Records from a collection of figures
____

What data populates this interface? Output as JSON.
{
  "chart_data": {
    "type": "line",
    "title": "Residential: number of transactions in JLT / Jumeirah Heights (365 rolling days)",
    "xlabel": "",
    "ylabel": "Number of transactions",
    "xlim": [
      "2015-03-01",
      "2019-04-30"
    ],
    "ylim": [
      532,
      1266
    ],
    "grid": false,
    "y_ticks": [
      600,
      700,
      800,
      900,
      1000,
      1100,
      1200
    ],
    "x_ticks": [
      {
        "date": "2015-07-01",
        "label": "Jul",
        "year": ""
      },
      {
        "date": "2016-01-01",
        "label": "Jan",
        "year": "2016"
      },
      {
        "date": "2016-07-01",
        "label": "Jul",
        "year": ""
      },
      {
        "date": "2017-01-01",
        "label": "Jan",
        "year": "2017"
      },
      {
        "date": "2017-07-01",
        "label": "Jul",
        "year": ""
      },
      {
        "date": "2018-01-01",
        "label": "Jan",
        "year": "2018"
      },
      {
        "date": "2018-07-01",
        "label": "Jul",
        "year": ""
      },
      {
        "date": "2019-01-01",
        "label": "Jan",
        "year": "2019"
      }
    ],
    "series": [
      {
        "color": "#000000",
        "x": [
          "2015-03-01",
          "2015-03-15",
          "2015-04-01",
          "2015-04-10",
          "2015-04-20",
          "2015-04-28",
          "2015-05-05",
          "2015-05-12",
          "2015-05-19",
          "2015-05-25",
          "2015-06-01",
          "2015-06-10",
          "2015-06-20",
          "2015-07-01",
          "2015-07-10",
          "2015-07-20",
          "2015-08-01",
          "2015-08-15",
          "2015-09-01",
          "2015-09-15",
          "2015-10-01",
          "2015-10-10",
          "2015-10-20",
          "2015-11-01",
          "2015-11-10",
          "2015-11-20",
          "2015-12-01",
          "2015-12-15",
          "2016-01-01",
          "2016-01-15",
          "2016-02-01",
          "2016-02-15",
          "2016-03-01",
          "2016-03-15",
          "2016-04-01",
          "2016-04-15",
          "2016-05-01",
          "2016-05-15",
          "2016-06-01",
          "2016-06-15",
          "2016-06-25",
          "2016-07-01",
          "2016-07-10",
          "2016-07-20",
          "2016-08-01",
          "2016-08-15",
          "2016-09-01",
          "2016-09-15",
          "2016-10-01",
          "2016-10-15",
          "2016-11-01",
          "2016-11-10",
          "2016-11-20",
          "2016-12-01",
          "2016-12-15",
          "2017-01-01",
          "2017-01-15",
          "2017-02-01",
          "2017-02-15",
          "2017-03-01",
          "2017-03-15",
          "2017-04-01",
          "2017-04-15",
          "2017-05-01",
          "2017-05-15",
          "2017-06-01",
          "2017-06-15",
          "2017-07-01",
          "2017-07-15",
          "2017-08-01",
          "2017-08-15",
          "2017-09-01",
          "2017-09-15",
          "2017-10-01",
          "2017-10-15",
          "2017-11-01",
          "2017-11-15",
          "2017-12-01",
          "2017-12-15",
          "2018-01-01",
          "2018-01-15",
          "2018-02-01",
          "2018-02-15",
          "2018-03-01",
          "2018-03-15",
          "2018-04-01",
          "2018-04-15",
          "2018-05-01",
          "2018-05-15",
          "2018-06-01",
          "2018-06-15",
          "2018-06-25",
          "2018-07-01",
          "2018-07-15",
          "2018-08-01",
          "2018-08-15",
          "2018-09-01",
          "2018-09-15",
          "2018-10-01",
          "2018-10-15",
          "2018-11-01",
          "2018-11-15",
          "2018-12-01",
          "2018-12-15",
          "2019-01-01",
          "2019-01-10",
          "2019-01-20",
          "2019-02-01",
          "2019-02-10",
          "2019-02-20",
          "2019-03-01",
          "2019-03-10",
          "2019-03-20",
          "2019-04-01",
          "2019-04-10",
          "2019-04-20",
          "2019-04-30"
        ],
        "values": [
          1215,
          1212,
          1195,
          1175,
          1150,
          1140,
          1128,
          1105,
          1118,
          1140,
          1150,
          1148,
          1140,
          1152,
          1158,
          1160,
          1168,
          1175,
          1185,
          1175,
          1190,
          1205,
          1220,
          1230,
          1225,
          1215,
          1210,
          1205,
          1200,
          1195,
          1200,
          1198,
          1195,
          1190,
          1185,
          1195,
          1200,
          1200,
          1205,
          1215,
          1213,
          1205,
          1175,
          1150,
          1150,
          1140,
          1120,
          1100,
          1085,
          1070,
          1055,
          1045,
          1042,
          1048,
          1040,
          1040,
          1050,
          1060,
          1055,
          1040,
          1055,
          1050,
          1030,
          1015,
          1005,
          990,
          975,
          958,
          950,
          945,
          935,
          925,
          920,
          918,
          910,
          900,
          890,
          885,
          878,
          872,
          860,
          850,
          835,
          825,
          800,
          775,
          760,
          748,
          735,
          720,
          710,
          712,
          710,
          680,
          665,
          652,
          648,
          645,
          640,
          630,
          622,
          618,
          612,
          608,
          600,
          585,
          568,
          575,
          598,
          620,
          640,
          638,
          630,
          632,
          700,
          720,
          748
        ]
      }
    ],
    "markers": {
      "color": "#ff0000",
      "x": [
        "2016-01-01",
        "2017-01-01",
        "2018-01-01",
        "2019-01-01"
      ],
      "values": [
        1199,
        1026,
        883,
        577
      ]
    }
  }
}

____

Exercise
Go through the data and gather every line that holds "date".

Result below
        "date": "2015-07-01",
        "date": "2016-01-01",
        "date": "2016-07-01",
        "date": "2017-01-01",
        "date": "2017-07-01",
        "date": "2018-01-01",
        "date": "2018-07-01",
        "date": "2019-01-01",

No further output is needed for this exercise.